What to do:
**A.** List every length of time mentioned in the code review thread, and say what each one measures.
**B.** Answer these questions about the code review thread:
(i) Which system property does the test's summary name?
(ii) What is the name of the application that does the registry lookup?
(iii) On what date and at what time did Jaikiran Pai write the quoted message?

Excerpted text:
=====
RFR: 8170896: TEST_BUG: java/rmi/server/Unreferenced/leaseCheckInterval/LeaseCheckInterval.java failed with unreferenced() not invoked after 20.0 seconds [v5]

Tue Jan 27 23:53:23 UTC 2026

On Thu, 22 Jan 2026 11:05:06 GMT, Jaikiran Pai <jpai at openjdk.org> wrote:

>> Can I please get a review of this test-only change which addresses intermittent failures in `java/rmi/server/Unreferenced/leaseCheckInterval/LeaseCheckInterval.java`?
>> 
>> The `@summary` in that test's test definition about what this test does:
>> 
>>>  @summary When the "java.rmi.dgc.leaseValue" system property is set to a
>>>  value much lower than its default (10 minutes), then the server-side
>>>  user-visible detection of DGC lease expiration-- in the form of
>>>  Unreferenced.unreferenced() invocations and possibly even local garbage
>>>  collection (including weak reference notification, finalization, etc.)--
>>>  may be delayed longer than expected.  While this is not a spec violation
>>>  (because there are no timeliness guarantees for any of these garbage
>>>  collection-related events), the user might expect that an unreferenced()
>>>  invocation for an object whose last client has terminated abnormally
>>>  should occur on relatively the same time order as the lease value
>>>  granted.
>> 
>> In its current form, the test uses a lease expiry of 10 seconds, launches a trivial `java` application which looks up the bound object from the registry and then terminates itself. After launching that trivial java application, the test then waits for 20 seconds, expecting that the `Unreferenced.unreferenced()` callback (upon lease expiry of 10 seconds) will be called within those 20 seconds. This wait intermittently fails because the `Unreferenced.unreferenced()` doesn't get called within those 20 seconds. 
>> 
>> Experiments show that the reason for these intermittent failures is due to the `SelfTerminator` application which does the registry lookup (and which involves connection establishment and communication over a socket) can sometimes take several seconds (5 or more for example). That effectively means that by the time this `SelfTerminator` starts its termination after the lookup, it's already several seconds into the "wait()" in the test.
>> 
>> The commit in this PR cleans up the test to more accurately track the duration of how long it took between the lease expiry and the `Unreferenced.unreferenced()` callback to be invoked. Additionally, just to make the test more robust, the maximum expected duration has been increased to 60 seconds instead of 20 seconds. Given the text in the test's summary, I think this increase is still within the expectations of how long it takes for the callback to be invoked after the client has exited abnormally.
>> 
>> The test continue...
=====
[Element box annotations]
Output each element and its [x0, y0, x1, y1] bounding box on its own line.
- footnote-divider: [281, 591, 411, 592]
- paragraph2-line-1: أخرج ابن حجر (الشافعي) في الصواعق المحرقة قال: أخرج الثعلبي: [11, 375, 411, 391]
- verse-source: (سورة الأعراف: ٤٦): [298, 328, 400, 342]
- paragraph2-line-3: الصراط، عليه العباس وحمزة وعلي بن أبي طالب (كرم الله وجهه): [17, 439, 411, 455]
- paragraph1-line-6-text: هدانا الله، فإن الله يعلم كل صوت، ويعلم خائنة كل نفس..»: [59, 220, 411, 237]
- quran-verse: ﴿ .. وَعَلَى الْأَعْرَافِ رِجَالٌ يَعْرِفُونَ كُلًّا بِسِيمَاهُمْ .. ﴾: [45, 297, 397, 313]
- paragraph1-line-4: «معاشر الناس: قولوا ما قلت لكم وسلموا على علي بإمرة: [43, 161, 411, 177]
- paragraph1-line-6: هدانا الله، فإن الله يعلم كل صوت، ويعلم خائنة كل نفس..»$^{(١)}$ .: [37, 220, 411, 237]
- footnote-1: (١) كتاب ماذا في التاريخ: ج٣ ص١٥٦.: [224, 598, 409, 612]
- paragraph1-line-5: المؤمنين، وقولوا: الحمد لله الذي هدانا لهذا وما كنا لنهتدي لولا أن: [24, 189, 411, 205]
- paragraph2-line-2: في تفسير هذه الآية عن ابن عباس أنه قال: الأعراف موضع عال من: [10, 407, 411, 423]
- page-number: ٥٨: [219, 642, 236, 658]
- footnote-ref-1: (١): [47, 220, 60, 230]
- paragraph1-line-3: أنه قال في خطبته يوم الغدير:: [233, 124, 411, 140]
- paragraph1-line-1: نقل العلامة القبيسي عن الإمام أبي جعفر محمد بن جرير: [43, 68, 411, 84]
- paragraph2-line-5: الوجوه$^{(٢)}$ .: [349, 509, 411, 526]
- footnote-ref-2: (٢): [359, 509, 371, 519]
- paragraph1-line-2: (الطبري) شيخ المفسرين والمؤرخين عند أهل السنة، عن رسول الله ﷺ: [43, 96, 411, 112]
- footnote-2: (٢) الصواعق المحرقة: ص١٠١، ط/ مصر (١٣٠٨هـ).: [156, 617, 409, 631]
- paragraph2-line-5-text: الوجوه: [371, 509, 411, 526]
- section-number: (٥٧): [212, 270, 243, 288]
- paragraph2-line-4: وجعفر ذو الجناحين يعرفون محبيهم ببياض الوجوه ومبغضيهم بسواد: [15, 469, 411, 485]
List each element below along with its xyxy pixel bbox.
=====
Results of the exercise:
**A.**
- 10 minutes: the default lease value
- 10 seconds: the lease expiry the test currently uses
- 20 seconds: how long the test waits for the `Unreferenced.unreferenced()` callback (given as 20.0 seconds in the title)
- 5 or more seconds: how long the registry lookup by `SelfTerminator` can sometimes take
- 60 seconds: the new maximum expected duration

**B.**
(i) `java.rmi.dgc.leaseValue`
(ii) `SelfTerminator`
(iii) Thursday, 22 January 2026, at 11:05:06 GMT